Leave out the pictures and copy every record exactly.

• [Materials provided]
....................
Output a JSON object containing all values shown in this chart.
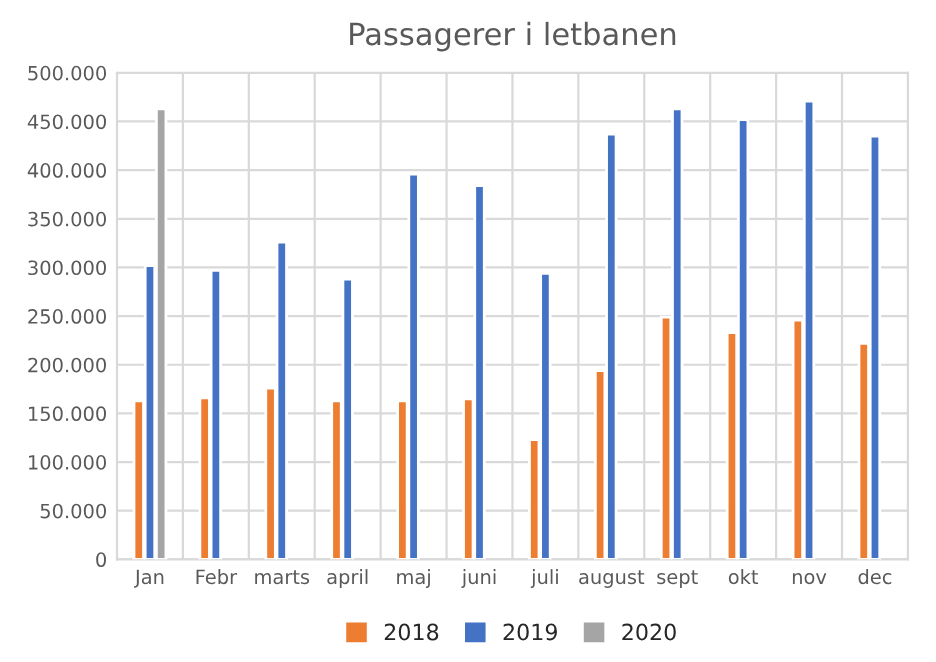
{
  "chart_data": {
    "type": "bar",
    "title": "Passagerer i letbanen",
    "categories": [
      "Jan",
      "Febr",
      "marts",
      "april",
      "maj",
      "juni",
      "juli",
      "august",
      "sept",
      "okt",
      "nov",
      "dec"
    ],
    "series": [
      {
        "name": "2018",
        "color": "#ed7d31",
        "values": [
          163000,
          166000,
          176000,
          163000,
          163000,
          165000,
          123000,
          194000,
          249000,
          233000,
          246000,
          222000
        ]
      },
      {
        "name": "2019",
        "color": "#4472c4",
        "values": [
          302000,
          297000,
          326000,
          288000,
          396000,
          384000,
          294000,
          437000,
          463000,
          452000,
          471000,
          435000
        ]
      },
      {
        "name": "2020",
        "color": "#a5a5a5",
        "values": [
          463000,
          null,
          null,
          null,
          null,
          null,
          null,
          null,
          null,
          null,
          null,
          null
        ]
      }
    ],
    "ylim": [
      0,
      500000
    ],
    "yticks": [
      {
        "value": 0,
        "label": "0"
      },
      {
        "value": 50000,
        "label": "50.000"
      },
      {
        "value": 100000,
        "label": "100.000"
      },
      {
        "value": 150000,
        "label": "150.000"
      },
      {
        "value": 200000,
        "label": "200.000"
      },
      {
        "value": 250000,
        "label": "250.000"
      },
      {
        "value": 300000,
        "label": "300.000"
      },
      {
        "value": 350000,
        "label": "350.000"
      },
      {
        "value": 400000,
        "label": "400.000"
      },
      {
        "value": 450000,
        "label": "450.000"
      },
      {
        "value": 500000,
        "label": "500.000"
      }
    ],
    "grid": true,
    "legend": "bottom"
  }
}
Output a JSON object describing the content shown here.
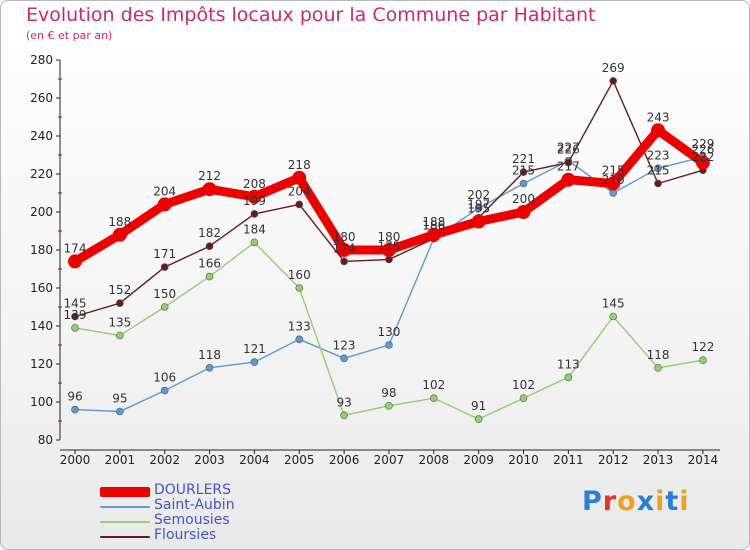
{
  "title": "Evolution des Impôts locaux pour la Commune par Habitant",
  "subtitle": "(en € et par an)",
  "logo": {
    "letters": [
      "P",
      "r",
      "o",
      "x",
      "i",
      "t",
      "i"
    ],
    "colors": [
      "#2a7fd4",
      "#e8322a",
      "#f0a020",
      "#2a7fd4",
      "#f0a020",
      "#2a7fd4",
      "#f0a020"
    ]
  },
  "chart_data": {
    "type": "line",
    "title": "Evolution des Impôts locaux pour la Commune par Habitant",
    "subtitle": "(en € et par an)",
    "x": [
      "2000",
      "2001",
      "2002",
      "2003",
      "2004",
      "2005",
      "2006",
      "2007",
      "2008",
      "2009",
      "2010",
      "2011",
      "2012",
      "2013",
      "2014"
    ],
    "ylim": [
      80,
      280
    ],
    "yticks": [
      80,
      100,
      120,
      140,
      160,
      180,
      200,
      220,
      240,
      260,
      280
    ],
    "grid": false,
    "legend_position": "bottom-left",
    "series": [
      {
        "name": "DOURLERS",
        "color": "#ee0000",
        "values": [
          174,
          188,
          204,
          212,
          208,
          218,
          180,
          180,
          188,
          195,
          200,
          217,
          215,
          243,
          226
        ],
        "labels": [
          "174",
          "188",
          "204",
          "212",
          "208",
          "218",
          "180",
          "180",
          "188",
          "195",
          "200",
          "217",
          "215",
          "243",
          "226"
        ]
      },
      {
        "name": "Saint-Aubin",
        "color": "#5b9bd5",
        "values": [
          96,
          95,
          106,
          118,
          121,
          133,
          123,
          130,
          186,
          202,
          215,
          227,
          210,
          223,
          229
        ],
        "labels": [
          "96",
          "95",
          "106",
          "118",
          "121",
          "133",
          "123",
          "130",
          "186",
          "202",
          "215",
          "227",
          "210",
          "223",
          "229"
        ]
      },
      {
        "name": "Semousies",
        "color": "#8fd16a",
        "values": [
          139,
          135,
          150,
          166,
          184,
          160,
          93,
          98,
          102,
          91,
          102,
          113,
          145,
          118,
          122
        ],
        "labels": [
          "139",
          "135",
          "150",
          "166",
          "184",
          "160",
          "93",
          "98",
          "102",
          "91",
          "102",
          "113",
          "145",
          "118",
          "122"
        ]
      },
      {
        "name": "Floursies",
        "color": "#6b1a1a",
        "values": [
          145,
          152,
          171,
          182,
          199,
          204,
          174,
          175,
          186,
          197,
          221,
          226,
          269,
          215,
          222
        ],
        "labels": [
          "145",
          "152",
          "171",
          "182",
          "199",
          "204",
          "174",
          "175",
          "186",
          "197",
          "221",
          "226",
          "269",
          "215",
          "222"
        ]
      }
    ]
  }
}
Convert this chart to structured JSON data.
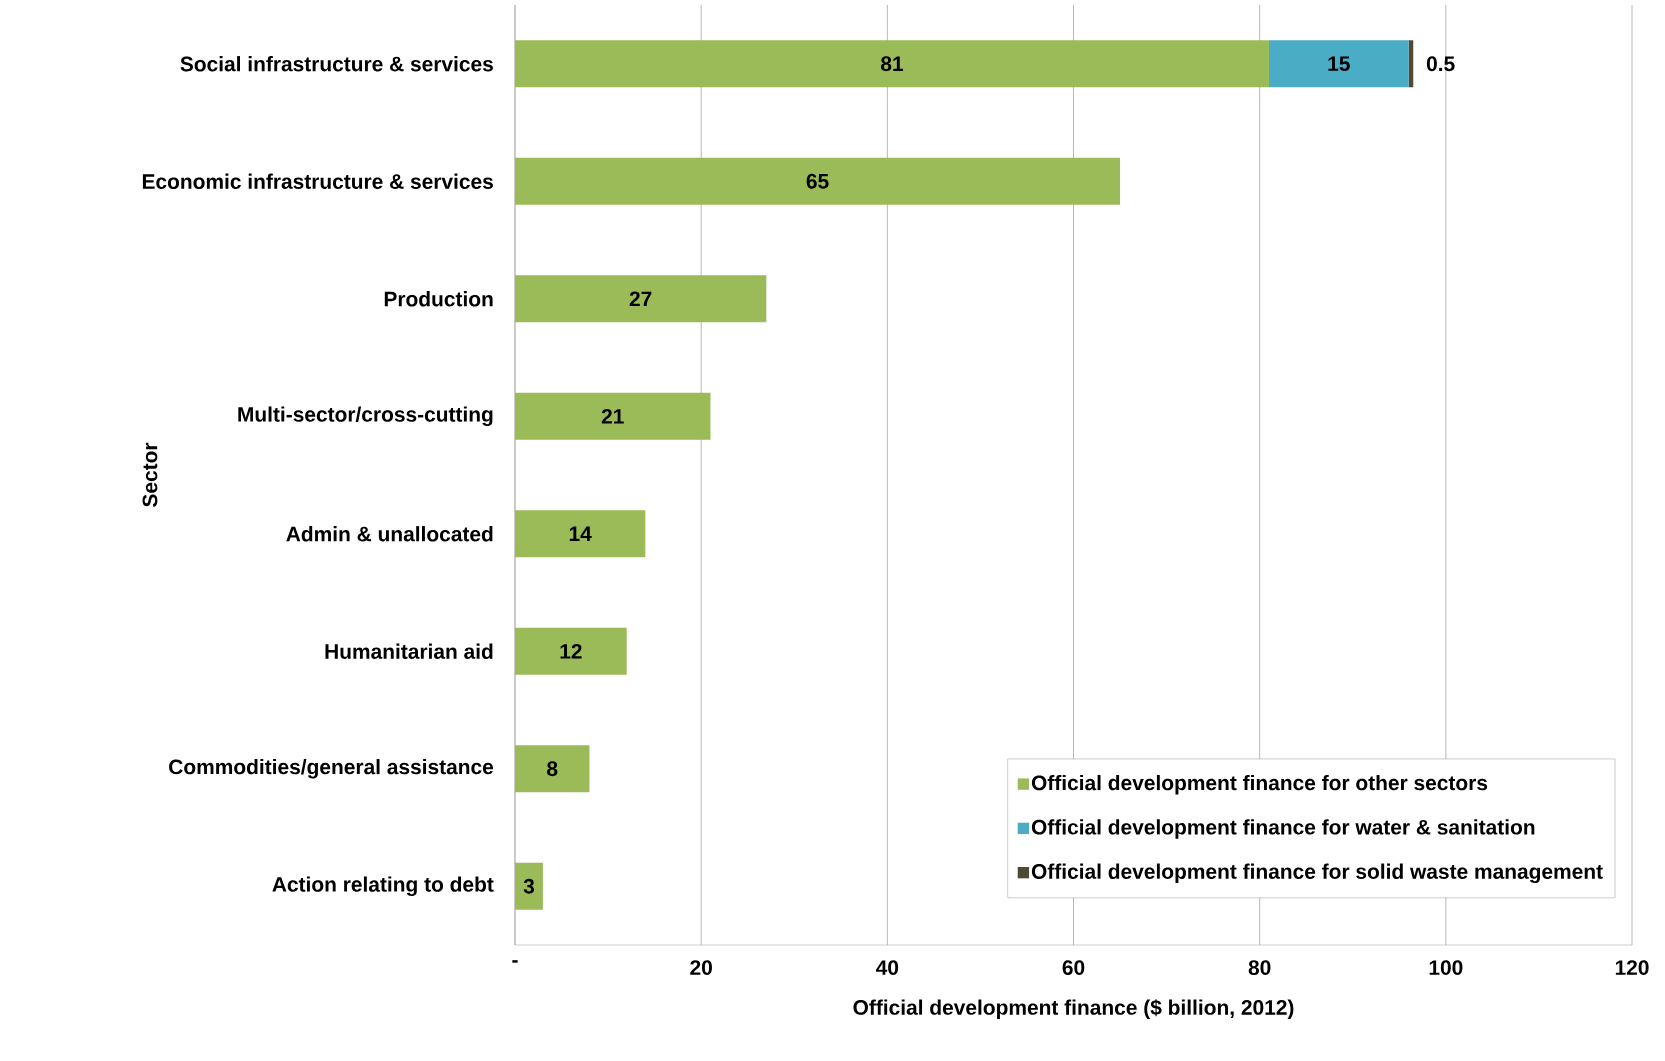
{
  "chart_data": {
    "type": "bar",
    "orientation": "horizontal",
    "stacked": true,
    "xlabel": "Official development finance ($ billion, 2012)",
    "ylabel": "Sector",
    "categories": [
      "Social infrastructure & services",
      "Economic infrastructure & services",
      "Production",
      "Multi-sector/cross-cutting",
      "Admin & unallocated",
      "Humanitarian aid",
      "Commodities/general assistance",
      "Action relating to debt"
    ],
    "series": [
      {
        "name": "Official development finance for other sectors",
        "color": "#9bbb59",
        "values": [
          81,
          65,
          27,
          21,
          14,
          12,
          8,
          3
        ]
      },
      {
        "name": "Official development finance for water & sanitation",
        "color": "#4bacc6",
        "values": [
          15,
          null,
          null,
          null,
          null,
          null,
          null,
          null
        ]
      },
      {
        "name": "Official development finance for solid waste management",
        "color": "#4f4a30",
        "values": [
          0.5,
          null,
          null,
          null,
          null,
          null,
          null,
          null
        ]
      }
    ],
    "xlim": [
      0,
      120
    ],
    "xticks": [
      {
        "value": 0,
        "label": "-"
      },
      20,
      40,
      60,
      80,
      100,
      120
    ],
    "grid": "x",
    "legend": "bottom right",
    "data_labels": true
  }
}
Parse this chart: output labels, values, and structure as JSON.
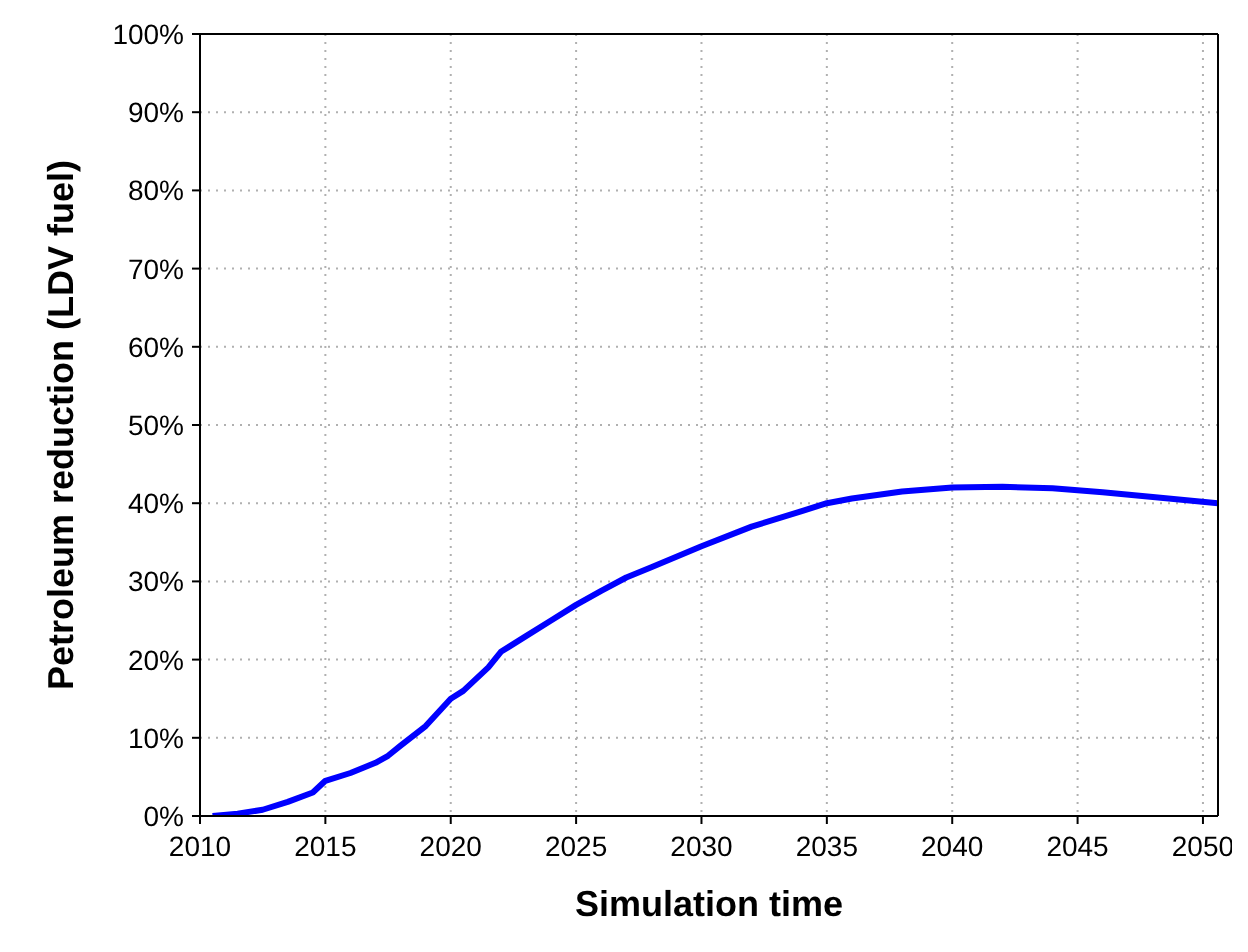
....................
• [Response to this task]
Output a JSON object containing all values shown in this chart.
{
  "chart_data": {
    "type": "bar",
    "title": "Passagerer i letbanen",
    "categories": [
      "Jan",
      "Febr",
      "marts",
      "april",
      "maj",
      "juni",
      "juli",
      "august",
      "sept",
      "okt",
      "nov",
      "dec"
    ],
    "series": [
      {
        "name": "2018",
        "color": "#ed7d31",
        "values": [
          163000,
          166000,
          176000,
          163000,
          163000,
          165000,
          123000,
          194000,
          249000,
          233000,
          246000,
          222000
        ]
      },
      {
        "name": "2019",
        "color": "#4472c4",
        "values": [
          302000,
          297000,
          326000,
          288000,
          396000,
          384000,
          294000,
          437000,
          463000,
          452000,
          471000,
          435000
        ]
      },
      {
        "name": "2020",
        "color": "#a5a5a5",
        "values": [
          463000,
          null,
          null,
          null,
          null,
          null,
          null,
          null,
          null,
          null,
          null,
          null
        ]
      }
    ],
    "ylim": [
      0,
      500000
    ],
    "yticks": [
      {
        "value": 0,
        "label": "0"
      },
      {
        "value": 50000,
        "label": "50.000"
      },
      {
        "value": 100000,
        "label": "100.000"
      },
      {
        "value": 150000,
        "label": "150.000"
      },
      {
        "value": 200000,
        "label": "200.000"
      },
      {
        "value": 250000,
        "label": "250.000"
      },
      {
        "value": 300000,
        "label": "300.000"
      },
      {
        "value": 350000,
        "label": "350.000"
      },
      {
        "value": 400000,
        "label": "400.000"
      },
      {
        "value": 450000,
        "label": "450.000"
      },
      {
        "value": 500000,
        "label": "500.000"
      }
    ],
    "grid": true,
    "legend": "bottom"
  }
}
Output a JSON object describing the content shown here.
{
  "title": "Evolution des Impôts locaux pour la Commune par Habitant",
  "subtitle": "(en € et par an)",
  "logo": {
    "letters": [
      "P",
      "r",
      "o",
      "x",
      "i",
      "t",
      "i"
    ],
    "colors": [
      "#2a7fd4",
      "#e8322a",
      "#f0a020",
      "#2a7fd4",
      "#f0a020",
      "#2a7fd4",
      "#f0a020"
    ]
  },
  "chart_data": {
    "type": "line",
    "title": "Evolution des Impôts locaux pour la Commune par Habitant",
    "subtitle": "(en € et par an)",
    "x": [
      "2000",
      "2001",
      "2002",
      "2003",
      "2004",
      "2005",
      "2006",
      "2007",
      "2008",
      "2009",
      "2010",
      "2011",
      "2012",
      "2013",
      "2014"
    ],
    "ylim": [
      80,
      280
    ],
    "yticks": [
      80,
      100,
      120,
      140,
      160,
      180,
      200,
      220,
      240,
      260,
      280
    ],
    "grid": false,
    "legend_position": "bottom-left",
    "series": [
      {
        "name": "DOURLERS",
        "color": "#ee0000",
        "values": [
          174,
          188,
          204,
          212,
          208,
          218,
          180,
          180,
          188,
          195,
          200,
          217,
          215,
          243,
          226
        ],
        "labels": [
          "174",
          "188",
          "204",
          "212",
          "208",
          "218",
          "180",
          "180",
          "188",
          "195",
          "200",
          "217",
          "215",
          "243",
          "226"
        ]
      },
      {
        "name": "Saint-Aubin",
        "color": "#5b9bd5",
        "values": [
          96,
          95,
          106,
          118,
          121,
          133,
          123,
          130,
          186,
          202,
          215,
          227,
          210,
          223,
          229
        ],
        "labels": [
          "96",
          "95",
          "106",
          "118",
          "121",
          "133",
          "123",
          "130",
          "186",
          "202",
          "215",
          "227",
          "210",
          "223",
          "229"
        ]
      },
      {
        "name": "Semousies",
        "color": "#8fd16a",
        "values": [
          139,
          135,
          150,
          166,
          184,
          160,
          93,
          98,
          102,
          91,
          102,
          113,
          145,
          118,
          122
        ],
        "labels": [
          "139",
          "135",
          "150",
          "166",
          "184",
          "160",
          "93",
          "98",
          "102",
          "91",
          "102",
          "113",
          "145",
          "118",
          "122"
        ]
      },
      {
        "name": "Floursies",
        "color": "#6b1a1a",
        "values": [
          145,
          152,
          171,
          182,
          199,
          204,
          174,
          175,
          186,
          197,
          221,
          226,
          269,
          215,
          222
        ],
        "labels": [
          "145",
          "152",
          "171",
          "182",
          "199",
          "204",
          "174",
          "175",
          "186",
          "197",
          "221",
          "226",
          "269",
          "215",
          "222"
        ]
      }
    ]
  }
}
Convert this chart to structured JSON data.
{
  "chart_data": {
    "type": "bar",
    "orientation": "horizontal",
    "stacked": true,
    "xlabel": "Official development finance ($ billion, 2012)",
    "ylabel": "Sector",
    "categories": [
      "Social infrastructure & services",
      "Economic infrastructure & services",
      "Production",
      "Multi-sector/cross-cutting",
      "Admin & unallocated",
      "Humanitarian aid",
      "Commodities/general assistance",
      "Action relating to debt"
    ],
    "series": [
      {
        "name": "Official development finance for other sectors",
        "color": "#9bbb59",
        "values": [
          81,
          65,
          27,
          21,
          14,
          12,
          8,
          3
        ]
      },
      {
        "name": "Official development finance for water & sanitation",
        "color": "#4bacc6",
        "values": [
          15,
          null,
          null,
          null,
          null,
          null,
          null,
          null
        ]
      },
      {
        "name": "Official development finance for solid waste management",
        "color": "#4f4a30",
        "values": [
          0.5,
          null,
          null,
          null,
          null,
          null,
          null,
          null
        ]
      }
    ],
    "xlim": [
      0,
      120
    ],
    "xticks": [
      {
        "value": 0,
        "label": "-"
      },
      20,
      40,
      60,
      80,
      100,
      120
    ],
    "grid": "x",
    "legend": "bottom right",
    "data_labels": true
  }
}
Parse this chart: output labels, values, and structure as JSON.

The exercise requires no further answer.